### [Seçilen alıntı]

- - - - -

Sizle aynı hızda giren birisi de girebilsin mi o zaman bisiklet yoluna, kullandığı ne olursa olsun, ona cevap yok; fitness için koşanlar da girsin mi mesela bisiklet yoluna, ona da cevap yok. Siz ne yapıyorsunuz kendiniz için, ona da cevap yok. Hiç bir argümanınız yok, bizi ikna edebilmek için en ufak bir tavrınız yok, sürekli şikayet ediyorsunuz. Sanki o bisiklet yolu size ait de, biz gelip size "aynı yerde olmuyor o zaman siz çıkın" diyoruz.

Bize laf atan bisikletliler, önümüze kıran, arkadan tutup çeken bisikletliler için kalkıp neden laf etmiyoruz.

Buna çok güldüm. Önce siz biraz bisiklet camiasını tanısanız iyi olur. Değil patene binen, "bisiklet yoluna mangalını koyanın mangalını devireceğim" diyene bile "o zaman benzer hanzoluk biz de yapmış oluruz, yakışır mı" diye eleştiriyoruz burda. Varsa bisiklet yolunda veya değil, patenciyi, kaykaycıyı, yayayı taciz eden bir öküz, elbette en şiddetli şekilde eleştiririz. Siz bizi birbirine ne yaparsa yapsın herşeyi mübah gören haydut sürüsü falan mı sanıyorsunuz?

Kimse çok sevdiği bisikletini riske atıp size kasti olarak çarpmaz merak etmeyin. Ama bir gün birisi bisikletiyle size arkanızdan kazara girer, buyurup çıkarsınız.

- - - - -

### [Verilen bilgiler]
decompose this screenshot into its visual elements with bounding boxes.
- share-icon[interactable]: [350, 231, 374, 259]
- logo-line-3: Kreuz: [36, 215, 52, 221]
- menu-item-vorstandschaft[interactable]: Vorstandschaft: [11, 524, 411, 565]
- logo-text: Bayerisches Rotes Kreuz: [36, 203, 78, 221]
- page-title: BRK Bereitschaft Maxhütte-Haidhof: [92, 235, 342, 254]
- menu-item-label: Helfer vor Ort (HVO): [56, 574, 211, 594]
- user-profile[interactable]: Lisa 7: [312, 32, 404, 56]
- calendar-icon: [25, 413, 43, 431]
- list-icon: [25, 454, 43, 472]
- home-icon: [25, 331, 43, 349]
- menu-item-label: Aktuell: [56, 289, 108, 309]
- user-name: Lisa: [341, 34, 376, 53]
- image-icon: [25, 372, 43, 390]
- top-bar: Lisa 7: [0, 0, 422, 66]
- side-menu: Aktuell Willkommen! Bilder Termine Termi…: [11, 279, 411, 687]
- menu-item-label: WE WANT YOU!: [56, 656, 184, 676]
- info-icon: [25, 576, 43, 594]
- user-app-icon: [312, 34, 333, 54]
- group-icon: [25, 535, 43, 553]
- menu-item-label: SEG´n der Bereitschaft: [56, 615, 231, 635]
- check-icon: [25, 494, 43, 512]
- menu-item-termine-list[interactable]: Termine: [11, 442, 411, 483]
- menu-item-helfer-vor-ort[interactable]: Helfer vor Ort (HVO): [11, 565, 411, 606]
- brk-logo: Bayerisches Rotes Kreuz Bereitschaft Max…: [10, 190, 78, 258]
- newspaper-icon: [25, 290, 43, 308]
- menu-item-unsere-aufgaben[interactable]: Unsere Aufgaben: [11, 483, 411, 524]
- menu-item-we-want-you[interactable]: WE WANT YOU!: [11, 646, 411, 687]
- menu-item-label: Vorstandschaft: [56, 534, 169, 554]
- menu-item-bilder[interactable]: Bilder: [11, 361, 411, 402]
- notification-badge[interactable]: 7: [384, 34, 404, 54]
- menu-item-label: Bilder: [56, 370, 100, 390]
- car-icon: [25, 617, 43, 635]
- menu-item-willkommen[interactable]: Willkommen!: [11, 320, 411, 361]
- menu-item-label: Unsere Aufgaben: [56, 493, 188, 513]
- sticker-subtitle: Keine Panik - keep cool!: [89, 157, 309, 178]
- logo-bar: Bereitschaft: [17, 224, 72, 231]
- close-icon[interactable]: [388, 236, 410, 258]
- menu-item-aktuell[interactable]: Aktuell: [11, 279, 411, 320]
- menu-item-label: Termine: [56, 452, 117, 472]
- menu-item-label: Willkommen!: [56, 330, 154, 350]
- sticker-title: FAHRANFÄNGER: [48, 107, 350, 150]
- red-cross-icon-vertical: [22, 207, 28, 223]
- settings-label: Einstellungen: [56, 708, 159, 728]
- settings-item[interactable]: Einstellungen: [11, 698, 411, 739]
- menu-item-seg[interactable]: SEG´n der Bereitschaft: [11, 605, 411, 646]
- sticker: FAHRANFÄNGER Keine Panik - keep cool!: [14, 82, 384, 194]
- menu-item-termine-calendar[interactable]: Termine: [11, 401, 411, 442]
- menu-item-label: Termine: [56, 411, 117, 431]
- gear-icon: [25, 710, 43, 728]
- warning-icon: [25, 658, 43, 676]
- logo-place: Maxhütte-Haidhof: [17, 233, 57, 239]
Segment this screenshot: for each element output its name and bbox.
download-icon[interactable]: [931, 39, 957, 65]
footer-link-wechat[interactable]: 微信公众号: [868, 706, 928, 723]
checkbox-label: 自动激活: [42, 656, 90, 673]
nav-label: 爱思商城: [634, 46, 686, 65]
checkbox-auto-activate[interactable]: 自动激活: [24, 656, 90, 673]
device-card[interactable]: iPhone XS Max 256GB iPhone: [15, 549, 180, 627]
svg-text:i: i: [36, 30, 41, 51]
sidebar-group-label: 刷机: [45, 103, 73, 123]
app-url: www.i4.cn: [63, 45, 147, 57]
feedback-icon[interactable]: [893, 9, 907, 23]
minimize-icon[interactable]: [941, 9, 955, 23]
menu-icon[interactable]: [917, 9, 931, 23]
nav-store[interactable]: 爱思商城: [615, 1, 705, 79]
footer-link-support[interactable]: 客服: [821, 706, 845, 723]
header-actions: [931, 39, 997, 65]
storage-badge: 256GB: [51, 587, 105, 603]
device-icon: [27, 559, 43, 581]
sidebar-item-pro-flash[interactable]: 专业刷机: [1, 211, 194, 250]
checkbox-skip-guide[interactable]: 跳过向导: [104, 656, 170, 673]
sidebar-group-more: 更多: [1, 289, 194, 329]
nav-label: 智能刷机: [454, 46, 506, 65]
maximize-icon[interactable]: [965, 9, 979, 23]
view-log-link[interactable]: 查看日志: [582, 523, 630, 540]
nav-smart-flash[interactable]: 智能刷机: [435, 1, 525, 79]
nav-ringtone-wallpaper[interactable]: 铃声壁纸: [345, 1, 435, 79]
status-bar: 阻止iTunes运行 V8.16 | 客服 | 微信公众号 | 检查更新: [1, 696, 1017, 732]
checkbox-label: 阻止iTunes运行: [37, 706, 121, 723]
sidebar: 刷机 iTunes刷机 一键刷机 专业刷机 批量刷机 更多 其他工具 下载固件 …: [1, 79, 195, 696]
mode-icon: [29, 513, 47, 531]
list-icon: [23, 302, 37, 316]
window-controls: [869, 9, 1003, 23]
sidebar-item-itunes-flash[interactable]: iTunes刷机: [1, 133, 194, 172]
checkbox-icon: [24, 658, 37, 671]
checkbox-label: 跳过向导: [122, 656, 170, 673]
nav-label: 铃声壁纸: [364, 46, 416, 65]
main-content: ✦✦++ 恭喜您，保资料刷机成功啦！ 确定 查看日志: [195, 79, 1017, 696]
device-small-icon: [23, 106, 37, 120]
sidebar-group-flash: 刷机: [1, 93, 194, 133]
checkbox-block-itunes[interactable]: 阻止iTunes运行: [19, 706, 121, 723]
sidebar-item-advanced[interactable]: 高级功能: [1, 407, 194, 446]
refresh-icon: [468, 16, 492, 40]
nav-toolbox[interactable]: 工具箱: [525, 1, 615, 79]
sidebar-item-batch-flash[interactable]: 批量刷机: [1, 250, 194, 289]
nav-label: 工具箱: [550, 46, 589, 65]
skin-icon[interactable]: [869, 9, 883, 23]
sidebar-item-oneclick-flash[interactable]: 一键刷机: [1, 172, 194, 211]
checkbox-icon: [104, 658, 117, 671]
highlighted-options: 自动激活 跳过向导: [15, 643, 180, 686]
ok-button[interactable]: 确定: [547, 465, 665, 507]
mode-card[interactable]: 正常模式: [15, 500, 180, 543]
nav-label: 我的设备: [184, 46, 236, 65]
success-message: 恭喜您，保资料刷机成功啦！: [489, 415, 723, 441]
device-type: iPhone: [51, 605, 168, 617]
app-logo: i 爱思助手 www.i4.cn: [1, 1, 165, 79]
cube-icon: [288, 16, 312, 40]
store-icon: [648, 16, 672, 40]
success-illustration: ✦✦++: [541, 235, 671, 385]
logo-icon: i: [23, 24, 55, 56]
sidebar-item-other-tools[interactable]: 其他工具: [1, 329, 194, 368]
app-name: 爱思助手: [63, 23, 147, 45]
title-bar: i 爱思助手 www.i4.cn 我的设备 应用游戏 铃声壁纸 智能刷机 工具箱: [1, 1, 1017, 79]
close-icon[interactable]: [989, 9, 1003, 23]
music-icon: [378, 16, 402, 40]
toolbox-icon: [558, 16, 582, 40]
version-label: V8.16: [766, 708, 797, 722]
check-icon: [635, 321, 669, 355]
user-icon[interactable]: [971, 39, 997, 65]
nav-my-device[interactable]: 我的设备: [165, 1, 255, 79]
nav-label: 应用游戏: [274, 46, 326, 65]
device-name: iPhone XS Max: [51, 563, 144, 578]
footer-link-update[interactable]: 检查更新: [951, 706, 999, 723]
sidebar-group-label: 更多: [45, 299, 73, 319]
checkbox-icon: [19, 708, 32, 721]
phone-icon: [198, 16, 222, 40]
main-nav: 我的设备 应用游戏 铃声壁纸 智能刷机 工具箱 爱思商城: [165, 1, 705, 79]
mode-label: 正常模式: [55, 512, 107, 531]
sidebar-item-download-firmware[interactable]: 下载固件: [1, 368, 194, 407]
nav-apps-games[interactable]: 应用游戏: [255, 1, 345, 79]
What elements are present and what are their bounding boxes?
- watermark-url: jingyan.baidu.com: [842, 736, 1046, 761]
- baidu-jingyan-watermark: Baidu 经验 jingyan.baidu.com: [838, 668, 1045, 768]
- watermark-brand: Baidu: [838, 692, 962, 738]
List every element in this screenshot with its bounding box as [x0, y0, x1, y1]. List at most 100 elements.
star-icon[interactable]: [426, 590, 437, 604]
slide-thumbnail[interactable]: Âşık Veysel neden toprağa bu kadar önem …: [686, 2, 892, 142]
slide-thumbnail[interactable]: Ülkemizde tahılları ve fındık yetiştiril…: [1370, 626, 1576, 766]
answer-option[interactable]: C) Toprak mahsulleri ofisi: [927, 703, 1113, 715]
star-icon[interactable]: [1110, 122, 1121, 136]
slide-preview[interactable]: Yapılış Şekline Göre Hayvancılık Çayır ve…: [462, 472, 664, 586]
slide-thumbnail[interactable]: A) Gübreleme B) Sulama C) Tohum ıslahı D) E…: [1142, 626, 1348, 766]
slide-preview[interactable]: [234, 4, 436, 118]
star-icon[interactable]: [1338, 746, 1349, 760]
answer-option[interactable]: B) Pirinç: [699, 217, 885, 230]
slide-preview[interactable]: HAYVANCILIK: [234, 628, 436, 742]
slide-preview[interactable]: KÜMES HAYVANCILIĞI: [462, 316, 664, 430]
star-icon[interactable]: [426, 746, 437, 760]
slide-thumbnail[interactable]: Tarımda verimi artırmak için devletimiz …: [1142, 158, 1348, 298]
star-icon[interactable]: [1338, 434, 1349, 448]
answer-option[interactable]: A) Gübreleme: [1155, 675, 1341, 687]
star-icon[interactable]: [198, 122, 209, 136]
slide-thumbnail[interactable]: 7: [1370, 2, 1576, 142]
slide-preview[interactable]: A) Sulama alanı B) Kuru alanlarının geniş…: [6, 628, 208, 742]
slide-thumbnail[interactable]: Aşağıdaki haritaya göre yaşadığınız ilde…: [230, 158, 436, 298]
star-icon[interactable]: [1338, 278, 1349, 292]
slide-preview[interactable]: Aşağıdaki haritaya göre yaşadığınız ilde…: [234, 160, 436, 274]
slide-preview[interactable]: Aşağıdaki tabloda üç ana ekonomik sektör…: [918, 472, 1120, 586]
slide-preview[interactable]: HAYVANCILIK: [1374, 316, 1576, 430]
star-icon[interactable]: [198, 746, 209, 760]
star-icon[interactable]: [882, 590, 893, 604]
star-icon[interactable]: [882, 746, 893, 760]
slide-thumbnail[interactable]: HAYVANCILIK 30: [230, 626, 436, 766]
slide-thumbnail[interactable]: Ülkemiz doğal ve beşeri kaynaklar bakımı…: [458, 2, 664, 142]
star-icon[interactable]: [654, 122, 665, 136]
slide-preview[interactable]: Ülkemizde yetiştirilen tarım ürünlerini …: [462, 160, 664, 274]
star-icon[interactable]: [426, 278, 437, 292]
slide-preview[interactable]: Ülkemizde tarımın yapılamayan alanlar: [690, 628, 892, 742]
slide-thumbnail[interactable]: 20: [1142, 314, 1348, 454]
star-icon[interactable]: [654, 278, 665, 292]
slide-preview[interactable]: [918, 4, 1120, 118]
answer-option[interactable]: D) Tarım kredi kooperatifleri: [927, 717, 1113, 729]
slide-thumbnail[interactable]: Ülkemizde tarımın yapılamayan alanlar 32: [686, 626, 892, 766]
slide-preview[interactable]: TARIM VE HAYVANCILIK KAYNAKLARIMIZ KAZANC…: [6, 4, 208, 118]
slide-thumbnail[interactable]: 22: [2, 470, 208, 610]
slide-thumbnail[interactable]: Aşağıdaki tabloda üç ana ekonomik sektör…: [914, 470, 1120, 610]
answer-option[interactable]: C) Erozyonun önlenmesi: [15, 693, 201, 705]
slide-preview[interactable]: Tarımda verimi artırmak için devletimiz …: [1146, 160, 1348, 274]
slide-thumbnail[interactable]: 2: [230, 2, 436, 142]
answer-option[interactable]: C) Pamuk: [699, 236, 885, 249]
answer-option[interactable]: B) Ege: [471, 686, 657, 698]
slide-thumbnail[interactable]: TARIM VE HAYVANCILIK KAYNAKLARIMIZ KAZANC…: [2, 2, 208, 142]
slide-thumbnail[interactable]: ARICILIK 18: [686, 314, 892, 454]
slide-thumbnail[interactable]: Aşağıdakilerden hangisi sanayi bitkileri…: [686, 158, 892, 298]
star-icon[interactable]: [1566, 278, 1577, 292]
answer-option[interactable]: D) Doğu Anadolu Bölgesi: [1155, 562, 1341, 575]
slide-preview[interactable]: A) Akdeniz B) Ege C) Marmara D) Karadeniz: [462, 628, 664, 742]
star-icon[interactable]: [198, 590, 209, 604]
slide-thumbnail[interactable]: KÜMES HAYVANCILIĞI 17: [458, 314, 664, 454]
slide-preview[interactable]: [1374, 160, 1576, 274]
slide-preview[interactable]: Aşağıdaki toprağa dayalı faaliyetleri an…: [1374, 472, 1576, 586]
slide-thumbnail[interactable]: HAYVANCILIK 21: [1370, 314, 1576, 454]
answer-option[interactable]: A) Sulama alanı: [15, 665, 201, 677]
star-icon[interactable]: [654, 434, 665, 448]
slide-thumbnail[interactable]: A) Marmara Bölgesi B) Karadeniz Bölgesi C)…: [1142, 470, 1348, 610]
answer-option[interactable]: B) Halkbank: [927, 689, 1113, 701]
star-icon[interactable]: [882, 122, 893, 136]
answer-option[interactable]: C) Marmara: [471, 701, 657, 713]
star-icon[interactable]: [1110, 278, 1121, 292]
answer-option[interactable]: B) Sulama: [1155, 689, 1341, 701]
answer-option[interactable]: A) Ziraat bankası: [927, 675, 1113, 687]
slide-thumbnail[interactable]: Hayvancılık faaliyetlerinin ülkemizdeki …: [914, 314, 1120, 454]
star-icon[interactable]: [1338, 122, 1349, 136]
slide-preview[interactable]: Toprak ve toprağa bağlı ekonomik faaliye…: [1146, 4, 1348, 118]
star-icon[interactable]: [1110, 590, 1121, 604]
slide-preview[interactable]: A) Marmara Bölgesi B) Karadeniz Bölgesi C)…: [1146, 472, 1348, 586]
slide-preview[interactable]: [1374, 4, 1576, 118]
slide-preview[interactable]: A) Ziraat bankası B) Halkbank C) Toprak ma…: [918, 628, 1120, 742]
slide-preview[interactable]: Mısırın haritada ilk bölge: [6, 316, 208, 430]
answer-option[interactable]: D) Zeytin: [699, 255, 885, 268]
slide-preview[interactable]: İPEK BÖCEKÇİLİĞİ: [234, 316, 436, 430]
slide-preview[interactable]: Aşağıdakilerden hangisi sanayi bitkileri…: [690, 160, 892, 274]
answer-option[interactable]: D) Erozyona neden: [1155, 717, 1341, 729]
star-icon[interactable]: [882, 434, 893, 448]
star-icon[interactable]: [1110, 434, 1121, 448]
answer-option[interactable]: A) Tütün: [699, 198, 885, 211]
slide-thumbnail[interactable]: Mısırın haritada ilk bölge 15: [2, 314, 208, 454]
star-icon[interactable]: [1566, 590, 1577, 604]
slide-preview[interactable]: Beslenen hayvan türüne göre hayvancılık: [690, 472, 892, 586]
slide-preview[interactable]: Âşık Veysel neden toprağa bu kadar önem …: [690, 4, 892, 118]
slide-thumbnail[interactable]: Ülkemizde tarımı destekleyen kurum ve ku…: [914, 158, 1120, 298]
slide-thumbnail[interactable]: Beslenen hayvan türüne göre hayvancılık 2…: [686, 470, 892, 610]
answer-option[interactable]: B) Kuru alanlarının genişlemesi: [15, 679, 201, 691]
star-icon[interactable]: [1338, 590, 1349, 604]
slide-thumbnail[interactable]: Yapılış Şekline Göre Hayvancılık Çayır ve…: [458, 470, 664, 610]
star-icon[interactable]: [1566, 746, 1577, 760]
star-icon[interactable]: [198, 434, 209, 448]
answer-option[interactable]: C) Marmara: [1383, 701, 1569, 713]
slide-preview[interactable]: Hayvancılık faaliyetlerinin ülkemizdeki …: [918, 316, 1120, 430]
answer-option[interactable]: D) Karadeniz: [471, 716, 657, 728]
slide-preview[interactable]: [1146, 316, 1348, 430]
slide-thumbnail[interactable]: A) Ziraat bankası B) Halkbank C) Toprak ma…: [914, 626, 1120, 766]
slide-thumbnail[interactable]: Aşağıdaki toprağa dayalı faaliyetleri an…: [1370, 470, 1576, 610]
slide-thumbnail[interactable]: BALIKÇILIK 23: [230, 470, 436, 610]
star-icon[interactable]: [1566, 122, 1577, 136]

- - - - -

### [Görevin amacı]
Bisiklet yolu tartışmasını içeren alıntıya göre kimse neyi riske atıp size kasıtlı olarak çarpmaz? Kayıtlara gerek yoktur.

### [Alıştırmanın cevabı]
Çok sevdiği bisikletini.